_Records shown_:
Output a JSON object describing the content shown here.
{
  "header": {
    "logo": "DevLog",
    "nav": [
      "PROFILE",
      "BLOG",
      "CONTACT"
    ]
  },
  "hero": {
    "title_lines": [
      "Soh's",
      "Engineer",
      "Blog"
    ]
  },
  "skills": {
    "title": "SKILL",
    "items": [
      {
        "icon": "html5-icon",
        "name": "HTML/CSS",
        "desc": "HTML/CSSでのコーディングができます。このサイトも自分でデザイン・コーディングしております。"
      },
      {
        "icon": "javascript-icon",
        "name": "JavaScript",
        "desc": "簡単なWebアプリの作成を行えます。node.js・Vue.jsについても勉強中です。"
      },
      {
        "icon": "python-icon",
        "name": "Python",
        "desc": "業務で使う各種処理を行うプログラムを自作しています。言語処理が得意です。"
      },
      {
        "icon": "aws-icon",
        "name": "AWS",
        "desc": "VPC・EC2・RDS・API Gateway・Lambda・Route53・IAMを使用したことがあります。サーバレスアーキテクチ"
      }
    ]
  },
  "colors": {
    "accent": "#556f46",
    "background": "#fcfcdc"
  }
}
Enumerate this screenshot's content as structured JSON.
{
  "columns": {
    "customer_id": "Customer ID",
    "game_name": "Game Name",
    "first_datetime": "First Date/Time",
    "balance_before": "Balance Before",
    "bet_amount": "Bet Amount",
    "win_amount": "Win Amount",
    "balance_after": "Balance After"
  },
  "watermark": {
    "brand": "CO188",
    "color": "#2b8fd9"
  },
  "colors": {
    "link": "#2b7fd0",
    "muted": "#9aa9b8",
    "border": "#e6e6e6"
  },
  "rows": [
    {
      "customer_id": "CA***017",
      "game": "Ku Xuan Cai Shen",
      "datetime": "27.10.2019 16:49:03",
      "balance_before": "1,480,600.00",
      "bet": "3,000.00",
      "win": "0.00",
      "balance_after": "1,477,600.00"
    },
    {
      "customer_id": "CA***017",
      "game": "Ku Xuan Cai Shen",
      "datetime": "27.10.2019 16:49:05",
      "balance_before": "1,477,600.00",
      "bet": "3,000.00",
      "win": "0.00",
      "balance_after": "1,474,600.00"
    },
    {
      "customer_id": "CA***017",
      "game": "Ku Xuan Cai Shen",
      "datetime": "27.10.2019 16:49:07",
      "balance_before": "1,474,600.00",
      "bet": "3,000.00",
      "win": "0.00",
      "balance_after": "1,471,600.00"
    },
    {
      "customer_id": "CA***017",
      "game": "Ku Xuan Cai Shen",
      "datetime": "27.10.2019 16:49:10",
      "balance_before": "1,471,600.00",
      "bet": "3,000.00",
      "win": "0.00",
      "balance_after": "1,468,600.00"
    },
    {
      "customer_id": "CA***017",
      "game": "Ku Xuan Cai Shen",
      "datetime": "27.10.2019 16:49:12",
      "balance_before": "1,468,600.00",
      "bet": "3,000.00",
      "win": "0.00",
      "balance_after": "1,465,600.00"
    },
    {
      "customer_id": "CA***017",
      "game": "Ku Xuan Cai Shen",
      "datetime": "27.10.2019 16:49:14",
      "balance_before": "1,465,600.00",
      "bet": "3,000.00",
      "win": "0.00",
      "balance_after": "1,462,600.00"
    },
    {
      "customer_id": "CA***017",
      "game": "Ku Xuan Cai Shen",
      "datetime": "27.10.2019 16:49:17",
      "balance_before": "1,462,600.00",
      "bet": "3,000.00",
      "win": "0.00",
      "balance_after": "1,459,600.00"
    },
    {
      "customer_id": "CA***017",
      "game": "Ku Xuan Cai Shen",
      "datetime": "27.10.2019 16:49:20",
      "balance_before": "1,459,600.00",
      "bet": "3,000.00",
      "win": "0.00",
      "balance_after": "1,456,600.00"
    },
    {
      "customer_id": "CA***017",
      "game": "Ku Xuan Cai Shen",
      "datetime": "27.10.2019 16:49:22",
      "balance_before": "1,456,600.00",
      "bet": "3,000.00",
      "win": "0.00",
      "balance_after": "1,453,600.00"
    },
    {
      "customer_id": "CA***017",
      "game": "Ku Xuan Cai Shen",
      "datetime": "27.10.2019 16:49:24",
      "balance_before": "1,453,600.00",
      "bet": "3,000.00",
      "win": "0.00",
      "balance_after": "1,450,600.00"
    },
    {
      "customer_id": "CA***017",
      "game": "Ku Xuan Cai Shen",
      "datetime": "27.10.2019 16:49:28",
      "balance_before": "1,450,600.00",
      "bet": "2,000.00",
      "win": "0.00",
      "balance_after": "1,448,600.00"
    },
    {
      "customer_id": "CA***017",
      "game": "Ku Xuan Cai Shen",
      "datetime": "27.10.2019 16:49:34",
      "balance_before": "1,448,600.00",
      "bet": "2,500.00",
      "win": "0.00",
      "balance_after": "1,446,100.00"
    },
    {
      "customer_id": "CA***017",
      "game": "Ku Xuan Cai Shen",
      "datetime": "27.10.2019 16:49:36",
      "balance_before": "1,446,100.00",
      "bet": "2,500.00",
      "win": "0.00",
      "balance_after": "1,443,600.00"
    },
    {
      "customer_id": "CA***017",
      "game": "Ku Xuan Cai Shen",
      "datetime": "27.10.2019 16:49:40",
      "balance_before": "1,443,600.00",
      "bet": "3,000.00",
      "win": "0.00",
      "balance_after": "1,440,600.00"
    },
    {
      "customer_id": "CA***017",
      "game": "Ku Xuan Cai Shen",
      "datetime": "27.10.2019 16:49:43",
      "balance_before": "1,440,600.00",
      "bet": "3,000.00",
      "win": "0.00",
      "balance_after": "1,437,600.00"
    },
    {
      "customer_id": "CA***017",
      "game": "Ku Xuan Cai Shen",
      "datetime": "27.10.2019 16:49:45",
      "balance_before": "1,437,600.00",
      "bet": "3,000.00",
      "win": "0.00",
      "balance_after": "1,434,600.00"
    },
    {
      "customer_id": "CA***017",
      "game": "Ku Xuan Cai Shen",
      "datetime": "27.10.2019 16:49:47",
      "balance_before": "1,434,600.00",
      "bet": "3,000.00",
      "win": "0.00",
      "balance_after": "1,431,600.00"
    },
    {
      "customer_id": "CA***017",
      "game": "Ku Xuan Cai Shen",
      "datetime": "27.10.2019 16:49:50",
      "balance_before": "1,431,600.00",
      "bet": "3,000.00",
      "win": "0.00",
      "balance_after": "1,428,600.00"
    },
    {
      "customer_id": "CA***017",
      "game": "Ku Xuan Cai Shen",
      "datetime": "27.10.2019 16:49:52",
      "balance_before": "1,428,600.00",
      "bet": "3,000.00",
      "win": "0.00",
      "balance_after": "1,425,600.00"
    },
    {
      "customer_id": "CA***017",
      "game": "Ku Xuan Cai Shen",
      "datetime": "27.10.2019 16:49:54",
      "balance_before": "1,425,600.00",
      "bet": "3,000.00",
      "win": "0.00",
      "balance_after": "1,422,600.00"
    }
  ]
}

_Task goal_:
Output all records verbatim.

_Correct answer_:
Output a JSON object describing the content shown here.
{
  "header": {
    "logo": "DevLog",
    "nav": [
      "PROFILE",
      "BLOG",
      "CONTACT"
    ]
  },
  "hero": {
    "title_lines": [
      "Soh's",
      "Engineer",
      "Blog"
    ]
  },
  "skills": {
    "title": "SKILL",
    "items": [
      {
        "icon": "html5-icon",
        "name": "HTML/CSS",
        "desc": "HTML/CSSでのコーディングができます。このサイトも自分でデザイン・コーディングしております。"
      },
      {
        "icon": "javascript-icon",
        "name": "JavaScript",
        "desc": "簡単なWebアプリの作成を行えます。node.js・Vue.jsについても勉強中です。"
      },
      {
        "icon": "python-icon",
        "name": "Python",
        "desc": "業務で使う各種処理を行うプログラムを自作しています。言語処理が得意です。"
      },
      {
        "icon": "aws-icon",
        "name": "AWS",
        "desc": "VPC・EC2・RDS・API Gateway・Lambda・Route53・IAMを使用したことがあります。サーバレスアーキテクチ"
      }
    ]
  },
  "colors": {
    "accent": "#556f46",
    "background": "#fcfcdc"
  }
}
Enumerate this screenshot's content as structured JSON.
{
  "columns": {
    "customer_id": "Customer ID",
    "game_name": "Game Name",
    "first_datetime": "First Date/Time",
    "balance_before": "Balance Before",
    "bet_amount": "Bet Amount",
    "win_amount": "Win Amount",
    "balance_after": "Balance After"
  },
  "watermark": {
    "brand": "CO188",
    "color": "#2b8fd9"
  },
  "colors": {
    "link": "#2b7fd0",
    "muted": "#9aa9b8",
    "border": "#e6e6e6"
  },
  "rows": [
    {
      "customer_id": "CA***017",
      "game": "Ku Xuan Cai Shen",
      "datetime": "27.10.2019 16:49:03",
      "balance_before": "1,480,600.00",
      "bet": "3,000.00",
      "win": "0.00",
      "balance_after": "1,477,600.00"
    },
    {
      "customer_id": "CA***017",
      "game": "Ku Xuan Cai Shen",
      "datetime": "27.10.2019 16:49:05",
      "balance_before": "1,477,600.00",
      "bet": "3,000.00",
      "win": "0.00",
      "balance_after": "1,474,600.00"
    },
    {
      "customer_id": "CA***017",
      "game": "Ku Xuan Cai Shen",
      "datetime": "27.10.2019 16:49:07",
      "balance_before": "1,474,600.00",
      "bet": "3,000.00",
      "win": "0.00",
      "balance_after": "1,471,600.00"
    },
    {
      "customer_id": "CA***017",
      "game": "Ku Xuan Cai Shen",
      "datetime": "27.10.2019 16:49:10",
      "balance_before": "1,471,600.00",
      "bet": "3,000.00",
      "win": "0.00",
      "balance_after": "1,468,600.00"
    },
    {
      "customer_id": "CA***017",
      "game": "Ku Xuan Cai Shen",
      "datetime": "27.10.2019 16:49:12",
      "balance_before": "1,468,600.00",
      "bet": "3,000.00",
      "win": "0.00",
      "balance_after": "1,465,600.00"
    },
    {
      "customer_id": "CA***017",
      "game": "Ku Xuan Cai Shen",
      "datetime": "27.10.2019 16:49:14",
      "balance_before": "1,465,600.00",
      "bet": "3,000.00",
      "win": "0.00",
      "balance_after": "1,462,600.00"
    },
    {
      "customer_id": "CA***017",
      "game": "Ku Xuan Cai Shen",
      "datetime": "27.10.2019 16:49:17",
      "balance_before": "1,462,600.00",
      "bet": "3,000.00",
      "win": "0.00",
      "balance_after": "1,459,600.00"
    },
    {
      "customer_id": "CA***017",
      "game": "Ku Xuan Cai Shen",
      "datetime": "27.10.2019 16:49:20",
      "balance_before": "1,459,600.00",
      "bet": "3,000.00",
      "win": "0.00",
      "balance_after": "1,456,600.00"
    },
    {
      "customer_id": "CA***017",
      "game": "Ku Xuan Cai Shen",
      "datetime": "27.10.2019 16:49:22",
      "balance_before": "1,456,600.00",
      "bet": "3,000.00",
      "win": "0.00",
      "balance_after": "1,453,600.00"
    },
    {
      "customer_id": "CA***017",
      "game": "Ku Xuan Cai Shen",
      "datetime": "27.10.2019 16:49:24",
      "balance_before": "1,453,600.00",
      "bet": "3,000.00",
      "win": "0.00",
      "balance_after": "1,450,600.00"
    },
    {
      "customer_id": "CA***017",
      "game": "Ku Xuan Cai Shen",
      "datetime": "27.10.2019 16:49:28",
      "balance_before": "1,450,600.00",
      "bet": "2,000.00",
      "win": "0.00",
      "balance_after": "1,448,600.00"
    },
    {
      "customer_id": "CA***017",
      "game": "Ku Xuan Cai Shen",
      "datetime": "27.10.2019 16:49:34",
      "balance_before": "1,448,600.00",
      "bet": "2,500.00",
      "win": "0.00",
      "balance_after": "1,446,100.00"
    },
    {
      "customer_id": "CA***017",
      "game": "Ku Xuan Cai Shen",
      "datetime": "27.10.2019 16:49:36",
      "balance_before": "1,446,100.00",
      "bet": "2,500.00",
      "win": "0.00",
      "balance_after": "1,443,600.00"
    },
    {
      "customer_id": "CA***017",
      "game": "Ku Xuan Cai Shen",
      "datetime": "27.10.2019 16:49:40",
      "balance_before": "1,443,600.00",
      "bet": "3,000.00",
      "win": "0.00",
      "balance_after": "1,440,600.00"
    },
    {
      "customer_id": "CA***017",
      "game": "Ku Xuan Cai Shen",
      "datetime": "27.10.2019 16:49:43",
      "balance_before": "1,440,600.00",
      "bet": "3,000.00",
      "win": "0.00",
      "balance_after": "1,437,600.00"
    },
    {
      "customer_id": "CA***017",
      "game": "Ku Xuan Cai Shen",
      "datetime": "27.10.2019 16:49:45",
      "balance_before": "1,437,600.00",
      "bet": "3,000.00",
      "win": "0.00",
      "balance_after": "1,434,600.00"
    },
    {
      "customer_id": "CA***017",
      "game": "Ku Xuan Cai Shen",
      "datetime": "27.10.2019 16:49:47",
      "balance_before": "1,434,600.00",
      "bet": "3,000.00",
      "win": "0.00",
      "balance_after": "1,431,600.00"
    },
    {
      "customer_id": "CA***017",
      "game": "Ku Xuan Cai Shen",
      "datetime": "27.10.2019 16:49:50",
      "balance_before": "1,431,600.00",
      "bet": "3,000.00",
      "win": "0.00",
      "balance_after": "1,428,600.00"
    },
    {
      "customer_id": "CA***017",
      "game": "Ku Xuan Cai Shen",
      "datetime": "27.10.2019 16:49:52",
      "balance_before": "1,428,600.00",
      "bet": "3,000.00",
      "win": "0.00",
      "balance_after": "1,425,600.00"
    },
    {
      "customer_id": "CA***017",
      "game": "Ku Xuan Cai Shen",
      "datetime": "27.10.2019 16:49:54",
      "balance_before": "1,425,600.00",
      "bet": "3,000.00",
      "win": "0.00",
      "balance_after": "1,422,600.00"
    }
  ]
}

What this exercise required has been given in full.